→ **Exercise aim**:
Nothing but an exact copy of the data should be given.

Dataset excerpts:

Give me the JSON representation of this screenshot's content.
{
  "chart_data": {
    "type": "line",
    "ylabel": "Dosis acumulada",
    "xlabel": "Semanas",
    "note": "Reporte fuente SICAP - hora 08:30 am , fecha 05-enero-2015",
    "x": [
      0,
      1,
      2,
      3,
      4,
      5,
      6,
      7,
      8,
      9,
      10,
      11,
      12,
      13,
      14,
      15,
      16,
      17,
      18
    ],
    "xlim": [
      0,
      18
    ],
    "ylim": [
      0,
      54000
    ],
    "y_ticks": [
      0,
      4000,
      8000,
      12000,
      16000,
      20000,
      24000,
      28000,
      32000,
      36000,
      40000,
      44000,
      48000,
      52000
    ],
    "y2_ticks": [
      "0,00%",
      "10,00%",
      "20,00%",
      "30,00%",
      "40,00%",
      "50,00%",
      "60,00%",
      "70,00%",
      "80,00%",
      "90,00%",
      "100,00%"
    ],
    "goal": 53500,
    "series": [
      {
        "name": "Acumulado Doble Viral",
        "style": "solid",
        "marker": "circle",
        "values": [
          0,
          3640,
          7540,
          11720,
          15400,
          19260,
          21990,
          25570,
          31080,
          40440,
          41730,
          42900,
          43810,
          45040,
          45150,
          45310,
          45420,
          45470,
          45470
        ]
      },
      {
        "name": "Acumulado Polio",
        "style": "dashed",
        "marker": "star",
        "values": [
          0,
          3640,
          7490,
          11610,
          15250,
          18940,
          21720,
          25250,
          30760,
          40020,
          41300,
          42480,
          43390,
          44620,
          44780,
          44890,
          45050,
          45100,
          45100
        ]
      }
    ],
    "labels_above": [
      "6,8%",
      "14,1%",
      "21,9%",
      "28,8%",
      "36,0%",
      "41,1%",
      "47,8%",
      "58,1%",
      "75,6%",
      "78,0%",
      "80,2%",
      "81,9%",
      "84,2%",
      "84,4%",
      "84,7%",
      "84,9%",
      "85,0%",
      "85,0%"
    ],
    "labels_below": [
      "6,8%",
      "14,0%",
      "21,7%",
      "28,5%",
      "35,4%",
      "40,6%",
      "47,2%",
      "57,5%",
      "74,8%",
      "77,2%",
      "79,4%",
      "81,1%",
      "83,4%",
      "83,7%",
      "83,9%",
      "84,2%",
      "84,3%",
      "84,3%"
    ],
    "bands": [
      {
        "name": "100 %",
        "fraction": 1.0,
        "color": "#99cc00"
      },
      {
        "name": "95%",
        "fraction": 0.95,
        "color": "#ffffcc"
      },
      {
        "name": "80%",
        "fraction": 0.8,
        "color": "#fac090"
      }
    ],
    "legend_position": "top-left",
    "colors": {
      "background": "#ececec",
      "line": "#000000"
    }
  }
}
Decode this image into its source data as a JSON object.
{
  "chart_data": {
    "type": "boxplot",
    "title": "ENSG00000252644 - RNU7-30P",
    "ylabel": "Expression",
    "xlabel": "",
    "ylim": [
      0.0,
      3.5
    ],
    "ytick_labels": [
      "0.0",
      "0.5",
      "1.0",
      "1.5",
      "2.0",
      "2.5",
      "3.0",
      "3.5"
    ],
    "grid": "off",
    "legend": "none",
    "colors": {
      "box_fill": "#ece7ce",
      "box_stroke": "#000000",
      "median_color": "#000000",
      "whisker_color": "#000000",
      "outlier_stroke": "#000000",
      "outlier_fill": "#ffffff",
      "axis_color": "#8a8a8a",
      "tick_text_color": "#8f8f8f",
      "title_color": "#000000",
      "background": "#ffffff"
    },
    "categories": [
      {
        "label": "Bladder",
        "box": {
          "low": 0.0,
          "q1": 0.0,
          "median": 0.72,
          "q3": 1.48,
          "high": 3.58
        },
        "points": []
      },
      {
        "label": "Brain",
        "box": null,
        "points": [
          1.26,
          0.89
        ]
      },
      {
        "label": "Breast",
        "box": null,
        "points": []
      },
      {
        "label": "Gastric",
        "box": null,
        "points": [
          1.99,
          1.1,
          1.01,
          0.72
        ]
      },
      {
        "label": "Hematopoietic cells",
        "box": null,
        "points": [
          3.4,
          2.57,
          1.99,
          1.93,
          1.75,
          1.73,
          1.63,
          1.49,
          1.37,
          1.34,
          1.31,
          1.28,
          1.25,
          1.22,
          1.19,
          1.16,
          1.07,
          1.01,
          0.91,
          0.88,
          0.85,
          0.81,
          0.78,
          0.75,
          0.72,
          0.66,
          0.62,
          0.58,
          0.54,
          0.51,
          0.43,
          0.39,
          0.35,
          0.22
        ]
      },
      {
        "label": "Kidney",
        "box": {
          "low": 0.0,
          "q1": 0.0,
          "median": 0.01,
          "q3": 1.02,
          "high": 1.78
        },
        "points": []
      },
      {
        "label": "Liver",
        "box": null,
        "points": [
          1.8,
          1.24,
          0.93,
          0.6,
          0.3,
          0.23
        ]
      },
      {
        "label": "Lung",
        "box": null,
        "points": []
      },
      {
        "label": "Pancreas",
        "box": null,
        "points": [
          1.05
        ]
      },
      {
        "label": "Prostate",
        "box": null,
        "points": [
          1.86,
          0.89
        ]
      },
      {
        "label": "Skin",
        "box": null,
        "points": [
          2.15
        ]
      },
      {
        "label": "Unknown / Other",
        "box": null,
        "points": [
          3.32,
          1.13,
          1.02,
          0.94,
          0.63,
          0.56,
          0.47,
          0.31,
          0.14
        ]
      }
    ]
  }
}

→ **Response area**:
Give me the JSON representation of this screenshot's content.
{
  "chart_data": {
    "type": "line",
    "ylabel": "Dosis acumulada",
    "xlabel": "Semanas",
    "note": "Reporte fuente SICAP - hora 08:30 am , fecha 05-enero-2015",
    "x": [
      0,
      1,
      2,
      3,
      4,
      5,
      6,
      7,
      8,
      9,
      10,
      11,
      12,
      13,
      14,
      15,
      16,
      17,
      18
    ],
    "xlim": [
      0,
      18
    ],
    "ylim": [
      0,
      54000
    ],
    "y_ticks": [
      0,
      4000,
      8000,
      12000,
      16000,
      20000,
      24000,
      28000,
      32000,
      36000,
      40000,
      44000,
      48000,
      52000
    ],
    "y2_ticks": [
      "0,00%",
      "10,00%",
      "20,00%",
      "30,00%",
      "40,00%",
      "50,00%",
      "60,00%",
      "70,00%",
      "80,00%",
      "90,00%",
      "100,00%"
    ],
    "goal": 53500,
    "series": [
      {
        "name": "Acumulado Doble Viral",
        "style": "solid",
        "marker": "circle",
        "values": [
          0,
          3640,
          7540,
          11720,
          15400,
          19260,
          21990,
          25570,
          31080,
          40440,
          41730,
          42900,
          43810,
          45040,
          45150,
          45310,
          45420,
          45470,
          45470
        ]
      },
      {
        "name": "Acumulado Polio",
        "style": "dashed",
        "marker": "star",
        "values": [
          0,
          3640,
          7490,
          11610,
          15250,
          18940,
          21720,
          25250,
          30760,
          40020,
          41300,
          42480,
          43390,
          44620,
          44780,
          44890,
          45050,
          45100,
          45100
        ]
      }
    ],
    "labels_above": [
      "6,8%",
      "14,1%",
      "21,9%",
      "28,8%",
      "36,0%",
      "41,1%",
      "47,8%",
      "58,1%",
      "75,6%",
      "78,0%",
      "80,2%",
      "81,9%",
      "84,2%",
      "84,4%",
      "84,7%",
      "84,9%",
      "85,0%",
      "85,0%"
    ],
    "labels_below": [
      "6,8%",
      "14,0%",
      "21,7%",
      "28,5%",
      "35,4%",
      "40,6%",
      "47,2%",
      "57,5%",
      "74,8%",
      "77,2%",
      "79,4%",
      "81,1%",
      "83,4%",
      "83,7%",
      "83,9%",
      "84,2%",
      "84,3%",
      "84,3%"
    ],
    "bands": [
      {
        "name": "100 %",
        "fraction": 1.0,
        "color": "#99cc00"
      },
      {
        "name": "95%",
        "fraction": 0.95,
        "color": "#ffffcc"
      },
      {
        "name": "80%",
        "fraction": 0.8,
        "color": "#fac090"
      }
    ],
    "legend_position": "top-left",
    "colors": {
      "background": "#ececec",
      "line": "#000000"
    }
  }
}
Decode this image into its source data as a JSON object.
{
  "chart_data": {
    "type": "boxplot",
    "title": "ENSG00000252644 - RNU7-30P",
    "ylabel": "Expression",
    "xlabel": "",
    "ylim": [
      0.0,
      3.5
    ],
    "ytick_labels": [
      "0.0",
      "0.5",
      "1.0",
      "1.5",
      "2.0",
      "2.5",
      "3.0",
      "3.5"
    ],
    "grid": "off",
    "legend": "none",
    "colors": {
      "box_fill": "#ece7ce",
      "box_stroke": "#000000",
      "median_color": "#000000",
      "whisker_color": "#000000",
      "outlier_stroke": "#000000",
      "outlier_fill": "#ffffff",
      "axis_color": "#8a8a8a",
      "tick_text_color": "#8f8f8f",
      "title_color": "#000000",
      "background": "#ffffff"
    },
    "categories": [
      {
        "label": "Bladder",
        "box": {
          "low": 0.0,
          "q1": 0.0,
          "median": 0.72,
          "q3": 1.48,
          "high": 3.58
        },
        "points": []
      },
      {
        "label": "Brain",
        "box": null,
        "points": [
          1.26,
          0.89
        ]
      },
      {
        "label": "Breast",
        "box": null,
        "points": []
      },
      {
        "label": "Gastric",
        "box": null,
        "points": [
          1.99,
          1.1,
          1.01,
          0.72
        ]
      },
      {
        "label": "Hematopoietic cells",
        "box": null,
        "points": [
          3.4,
          2.57,
          1.99,
          1.93,
          1.75,
          1.73,
          1.63,
          1.49,
          1.37,
          1.34,
          1.31,
          1.28,
          1.25,
          1.22,
          1.19,
          1.16,
          1.07,
          1.01,
          0.91,
          0.88,
          0.85,
          0.81,
          0.78,
          0.75,
          0.72,
          0.66,
          0.62,
          0.58,
          0.54,
          0.51,
          0.43,
          0.39,
          0.35,
          0.22
        ]
      },
      {
        "label": "Kidney",
        "box": {
          "low": 0.0,
          "q1": 0.0,
          "median": 0.01,
          "q3": 1.02,
          "high": 1.78
        },
        "points": []
      },
      {
        "label": "Liver",
        "box": null,
        "points": [
          1.8,
          1.24,
          0.93,
          0.6,
          0.3,
          0.23
        ]
      },
      {
        "label": "Lung",
        "box": null,
        "points": []
      },
      {
        "label": "Pancreas",
        "box": null,
        "points": [
          1.05
        ]
      },
      {
        "label": "Prostate",
        "box": null,
        "points": [
          1.86,
          0.89
        ]
      },
      {
        "label": "Skin",
        "box": null,
        "points": [
          2.15
        ]
      },
      {
        "label": "Unknown / Other",
        "box": null,
        "points": [
          3.32,
          1.13,
          1.02,
          0.94,
          0.63,
          0.56,
          0.47,
          0.31,
          0.14
        ]
      }
    ]
  }
}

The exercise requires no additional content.